YOUR GOAL:
Print the listing below exactly.

---------- MATERIAL TO PROCESS

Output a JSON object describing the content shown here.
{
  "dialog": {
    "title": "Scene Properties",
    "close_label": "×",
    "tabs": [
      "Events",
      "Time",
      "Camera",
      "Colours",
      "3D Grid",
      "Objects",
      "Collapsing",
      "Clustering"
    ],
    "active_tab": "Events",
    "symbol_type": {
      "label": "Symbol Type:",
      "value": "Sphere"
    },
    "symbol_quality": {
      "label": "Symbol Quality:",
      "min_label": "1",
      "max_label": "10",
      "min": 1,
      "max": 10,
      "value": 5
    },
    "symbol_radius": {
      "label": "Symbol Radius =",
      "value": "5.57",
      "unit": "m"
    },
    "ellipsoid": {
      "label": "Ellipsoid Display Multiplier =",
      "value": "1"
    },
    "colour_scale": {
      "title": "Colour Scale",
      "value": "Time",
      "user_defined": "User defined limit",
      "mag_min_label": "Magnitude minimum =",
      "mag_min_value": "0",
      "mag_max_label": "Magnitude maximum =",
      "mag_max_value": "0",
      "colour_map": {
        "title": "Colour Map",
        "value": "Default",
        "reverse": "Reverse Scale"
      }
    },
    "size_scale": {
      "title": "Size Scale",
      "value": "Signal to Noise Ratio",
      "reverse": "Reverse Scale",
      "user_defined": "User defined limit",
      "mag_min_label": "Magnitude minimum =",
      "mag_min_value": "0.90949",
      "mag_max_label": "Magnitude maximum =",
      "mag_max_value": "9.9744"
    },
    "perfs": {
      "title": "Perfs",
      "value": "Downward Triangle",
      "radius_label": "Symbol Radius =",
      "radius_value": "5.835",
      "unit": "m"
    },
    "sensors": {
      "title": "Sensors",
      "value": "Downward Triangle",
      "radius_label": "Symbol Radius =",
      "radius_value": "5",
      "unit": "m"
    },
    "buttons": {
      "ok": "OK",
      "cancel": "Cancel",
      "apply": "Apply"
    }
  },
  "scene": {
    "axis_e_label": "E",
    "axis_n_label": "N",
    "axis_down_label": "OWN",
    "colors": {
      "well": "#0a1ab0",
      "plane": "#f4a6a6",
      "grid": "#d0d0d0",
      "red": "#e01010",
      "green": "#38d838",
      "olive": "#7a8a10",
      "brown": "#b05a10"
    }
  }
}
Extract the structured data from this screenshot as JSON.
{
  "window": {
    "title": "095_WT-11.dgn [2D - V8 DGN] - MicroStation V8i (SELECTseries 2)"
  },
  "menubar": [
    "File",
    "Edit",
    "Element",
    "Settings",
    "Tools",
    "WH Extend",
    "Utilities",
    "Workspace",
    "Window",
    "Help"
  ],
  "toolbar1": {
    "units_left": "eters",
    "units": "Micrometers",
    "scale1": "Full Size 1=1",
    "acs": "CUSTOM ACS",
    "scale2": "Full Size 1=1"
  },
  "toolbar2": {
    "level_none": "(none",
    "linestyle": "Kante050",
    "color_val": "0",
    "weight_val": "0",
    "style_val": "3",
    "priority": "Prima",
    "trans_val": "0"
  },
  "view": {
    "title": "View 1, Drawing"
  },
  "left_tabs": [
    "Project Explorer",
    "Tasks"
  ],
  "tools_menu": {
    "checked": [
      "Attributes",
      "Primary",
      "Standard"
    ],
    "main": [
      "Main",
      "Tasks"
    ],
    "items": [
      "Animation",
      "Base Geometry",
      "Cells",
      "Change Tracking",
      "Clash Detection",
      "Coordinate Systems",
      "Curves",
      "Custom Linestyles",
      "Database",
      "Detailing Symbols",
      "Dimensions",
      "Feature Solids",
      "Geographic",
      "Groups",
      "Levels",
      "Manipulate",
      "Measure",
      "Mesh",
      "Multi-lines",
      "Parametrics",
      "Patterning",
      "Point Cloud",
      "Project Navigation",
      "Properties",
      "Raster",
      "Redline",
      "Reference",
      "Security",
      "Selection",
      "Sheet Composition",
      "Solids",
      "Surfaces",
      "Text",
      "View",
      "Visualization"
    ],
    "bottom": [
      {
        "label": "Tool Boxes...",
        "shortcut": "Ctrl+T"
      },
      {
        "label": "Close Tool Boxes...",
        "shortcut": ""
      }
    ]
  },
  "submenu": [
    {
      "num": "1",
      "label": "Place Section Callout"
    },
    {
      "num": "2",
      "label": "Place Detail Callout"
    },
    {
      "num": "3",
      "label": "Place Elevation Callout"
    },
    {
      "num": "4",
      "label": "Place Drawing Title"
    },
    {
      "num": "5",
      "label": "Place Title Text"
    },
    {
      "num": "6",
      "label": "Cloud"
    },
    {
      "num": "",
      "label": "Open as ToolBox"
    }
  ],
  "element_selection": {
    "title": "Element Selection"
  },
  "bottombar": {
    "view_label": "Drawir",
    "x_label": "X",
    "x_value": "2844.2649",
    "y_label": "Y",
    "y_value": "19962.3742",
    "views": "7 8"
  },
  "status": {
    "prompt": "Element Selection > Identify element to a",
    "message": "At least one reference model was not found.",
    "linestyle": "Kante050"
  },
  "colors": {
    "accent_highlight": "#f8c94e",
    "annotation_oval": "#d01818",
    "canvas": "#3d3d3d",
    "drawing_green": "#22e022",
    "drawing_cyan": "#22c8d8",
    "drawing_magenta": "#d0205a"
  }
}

--------------------

REPLY TO THE EXERCISE:
Output a JSON object describing the content shown here.
{
  "dialog": {
    "title": "Scene Properties",
    "close_label": "×",
    "tabs": [
      "Events",
      "Time",
      "Camera",
      "Colours",
      "3D Grid",
      "Objects",
      "Collapsing",
      "Clustering"
    ],
    "active_tab": "Events",
    "symbol_type": {
      "label": "Symbol Type:",
      "value": "Sphere"
    },
    "symbol_quality": {
      "label": "Symbol Quality:",
      "min_label": "1",
      "max_label": "10",
      "min": 1,
      "max": 10,
      "value": 5
    },
    "symbol_radius": {
      "label": "Symbol Radius =",
      "value": "5.57",
      "unit": "m"
    },
    "ellipsoid": {
      "label": "Ellipsoid Display Multiplier =",
      "value": "1"
    },
    "colour_scale": {
      "title": "Colour Scale",
      "value": "Time",
      "user_defined": "User defined limit",
      "mag_min_label": "Magnitude minimum =",
      "mag_min_value": "0",
      "mag_max_label": "Magnitude maximum =",
      "mag_max_value": "0",
      "colour_map": {
        "title": "Colour Map",
        "value": "Default",
        "reverse": "Reverse Scale"
      }
    },
    "size_scale": {
      "title": "Size Scale",
      "value": "Signal to Noise Ratio",
      "reverse": "Reverse Scale",
      "user_defined": "User defined limit",
      "mag_min_label": "Magnitude minimum =",
      "mag_min_value": "0.90949",
      "mag_max_label": "Magnitude maximum =",
      "mag_max_value": "9.9744"
    },
    "perfs": {
      "title": "Perfs",
      "value": "Downward Triangle",
      "radius_label": "Symbol Radius =",
      "radius_value": "5.835",
      "unit": "m"
    },
    "sensors": {
      "title": "Sensors",
      "value": "Downward Triangle",
      "radius_label": "Symbol Radius =",
      "radius_value": "5",
      "unit": "m"
    },
    "buttons": {
      "ok": "OK",
      "cancel": "Cancel",
      "apply": "Apply"
    }
  },
  "scene": {
    "axis_e_label": "E",
    "axis_n_label": "N",
    "axis_down_label": "OWN",
    "colors": {
      "well": "#0a1ab0",
      "plane": "#f4a6a6",
      "grid": "#d0d0d0",
      "red": "#e01010",
      "green": "#38d838",
      "olive": "#7a8a10",
      "brown": "#b05a10"
    }
  }
}
Extract the structured data from this screenshot as JSON.
{
  "window": {
    "title": "095_WT-11.dgn [2D - V8 DGN] - MicroStation V8i (SELECTseries 2)"
  },
  "menubar": [
    "File",
    "Edit",
    "Element",
    "Settings",
    "Tools",
    "WH Extend",
    "Utilities",
    "Workspace",
    "Window",
    "Help"
  ],
  "toolbar1": {
    "units_left": "eters",
    "units": "Micrometers",
    "scale1": "Full Size 1=1",
    "acs": "CUSTOM ACS",
    "scale2": "Full Size 1=1"
  },
  "toolbar2": {
    "level_none": "(none",
    "linestyle": "Kante050",
    "color_val": "0",
    "weight_val": "0",
    "style_val": "3",
    "priority": "Prima",
    "trans_val": "0"
  },
  "view": {
    "title": "View 1, Drawing"
  },
  "left_tabs": [
    "Project Explorer",
    "Tasks"
  ],
  "tools_menu": {
    "checked": [
      "Attributes",
      "Primary",
      "Standard"
    ],
    "main": [
      "Main",
      "Tasks"
    ],
    "items": [
      "Animation",
      "Base Geometry",
      "Cells",
      "Change Tracking",
      "Clash Detection",
      "Coordinate Systems",
      "Curves",
      "Custom Linestyles",
      "Database",
      "Detailing Symbols",
      "Dimensions",
      "Feature Solids",
      "Geographic",
      "Groups",
      "Levels",
      "Manipulate",
      "Measure",
      "Mesh",
      "Multi-lines",
      "Parametrics",
      "Patterning",
      "Point Cloud",
      "Project Navigation",
      "Properties",
      "Raster",
      "Redline",
      "Reference",
      "Security",
      "Selection",
      "Sheet Composition",
      "Solids",
      "Surfaces",
      "Text",
      "View",
      "Visualization"
    ],
    "bottom": [
      {
        "label": "Tool Boxes...",
        "shortcut": "Ctrl+T"
      },
      {
        "label": "Close Tool Boxes...",
        "shortcut": ""
      }
    ]
  },
  "submenu": [
    {
      "num": "1",
      "label": "Place Section Callout"
    },
    {
      "num": "2",
      "label": "Place Detail Callout"
    },
    {
      "num": "3",
      "label": "Place Elevation Callout"
    },
    {
      "num": "4",
      "label": "Place Drawing Title"
    },
    {
      "num": "5",
      "label": "Place Title Text"
    },
    {
      "num": "6",
      "label": "Cloud"
    },
    {
      "num": "",
      "label": "Open as ToolBox"
    }
  ],
  "element_selection": {
    "title": "Element Selection"
  },
  "bottombar": {
    "view_label": "Drawir",
    "x_label": "X",
    "x_value": "2844.2649",
    "y_label": "Y",
    "y_value": "19962.3742",
    "views": "7 8"
  },
  "status": {
    "prompt": "Element Selection > Identify element to a",
    "message": "At least one reference model was not found.",
    "linestyle": "Kante050"
  },
  "colors": {
    "accent_highlight": "#f8c94e",
    "annotation_oval": "#d01818",
    "canvas": "#3d3d3d",
    "drawing_green": "#22e022",
    "drawing_cyan": "#22c8d8",
    "drawing_magenta": "#d0205a"
  }
}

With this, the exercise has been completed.